Task to complete →
Your task is to give the listing below back word for word, pictures excluded.

(Dataset entries)
====

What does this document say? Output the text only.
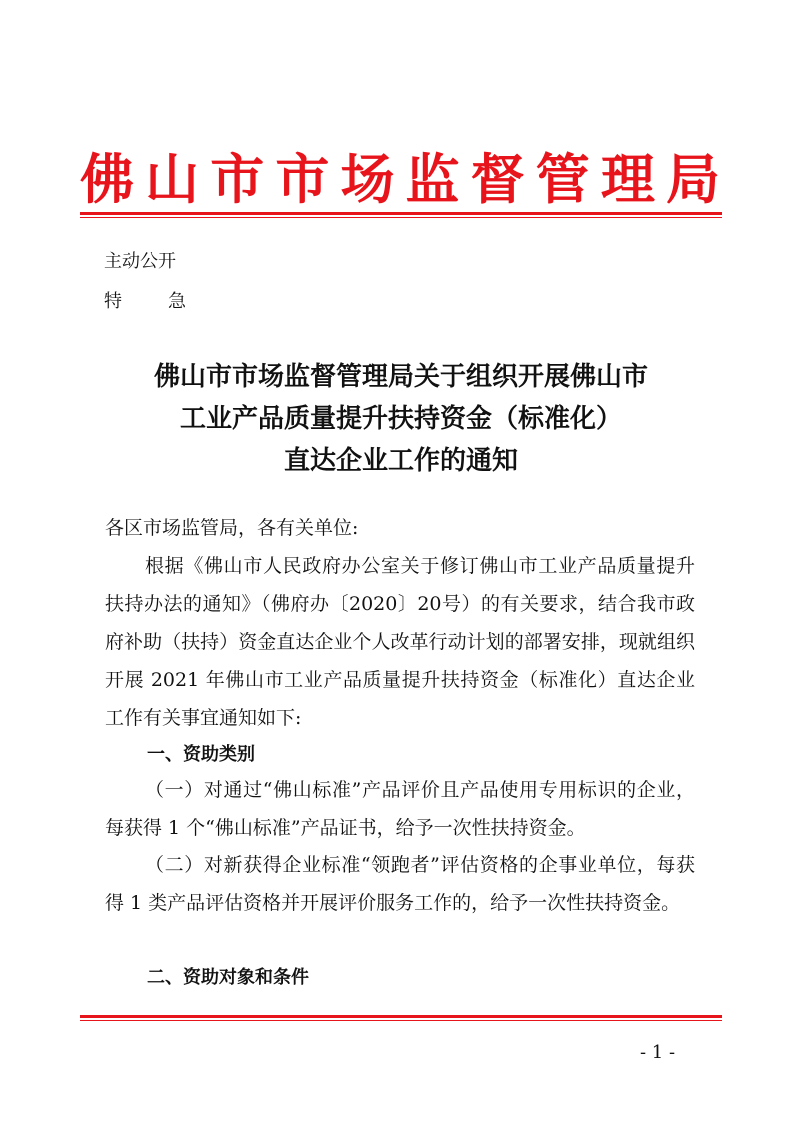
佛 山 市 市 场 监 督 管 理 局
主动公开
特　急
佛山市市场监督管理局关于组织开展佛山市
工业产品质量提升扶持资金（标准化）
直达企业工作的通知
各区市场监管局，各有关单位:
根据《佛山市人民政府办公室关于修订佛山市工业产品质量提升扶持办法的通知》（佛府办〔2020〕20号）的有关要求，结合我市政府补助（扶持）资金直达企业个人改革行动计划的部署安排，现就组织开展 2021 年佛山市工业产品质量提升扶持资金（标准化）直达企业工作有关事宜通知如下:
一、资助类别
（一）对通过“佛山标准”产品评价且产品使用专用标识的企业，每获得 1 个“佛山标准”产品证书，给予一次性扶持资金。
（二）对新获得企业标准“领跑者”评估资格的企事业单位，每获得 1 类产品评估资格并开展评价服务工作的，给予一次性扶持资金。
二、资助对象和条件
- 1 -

====

Response to the exercise →
What does this document say? Output the text only.
佛 山 市 市 场 监 督 管 理 局
主动公开
特　急
佛山市市场监督管理局关于组织开展佛山市
工业产品质量提升扶持资金（标准化）
直达企业工作的通知
各区市场监管局，各有关单位:
根据《佛山市人民政府办公室关于修订佛山市工业产品质量提升扶持办法的通知》（佛府办〔2020〕20号）的有关要求，结合我市政府补助（扶持）资金直达企业个人改革行动计划的部署安排，现就组织开展 2021 年佛山市工业产品质量提升扶持资金（标准化）直达企业工作有关事宜通知如下:
一、资助类别
（一）对通过“佛山标准”产品评价且产品使用专用标识的企业，每获得 1 个“佛山标准”产品证书，给予一次性扶持资金。
（二）对新获得企业标准“领跑者”评估资格的企事业单位，每获得 1 类产品评估资格并开展评价服务工作的，给予一次性扶持资金。
二、资助对象和条件
- 1 -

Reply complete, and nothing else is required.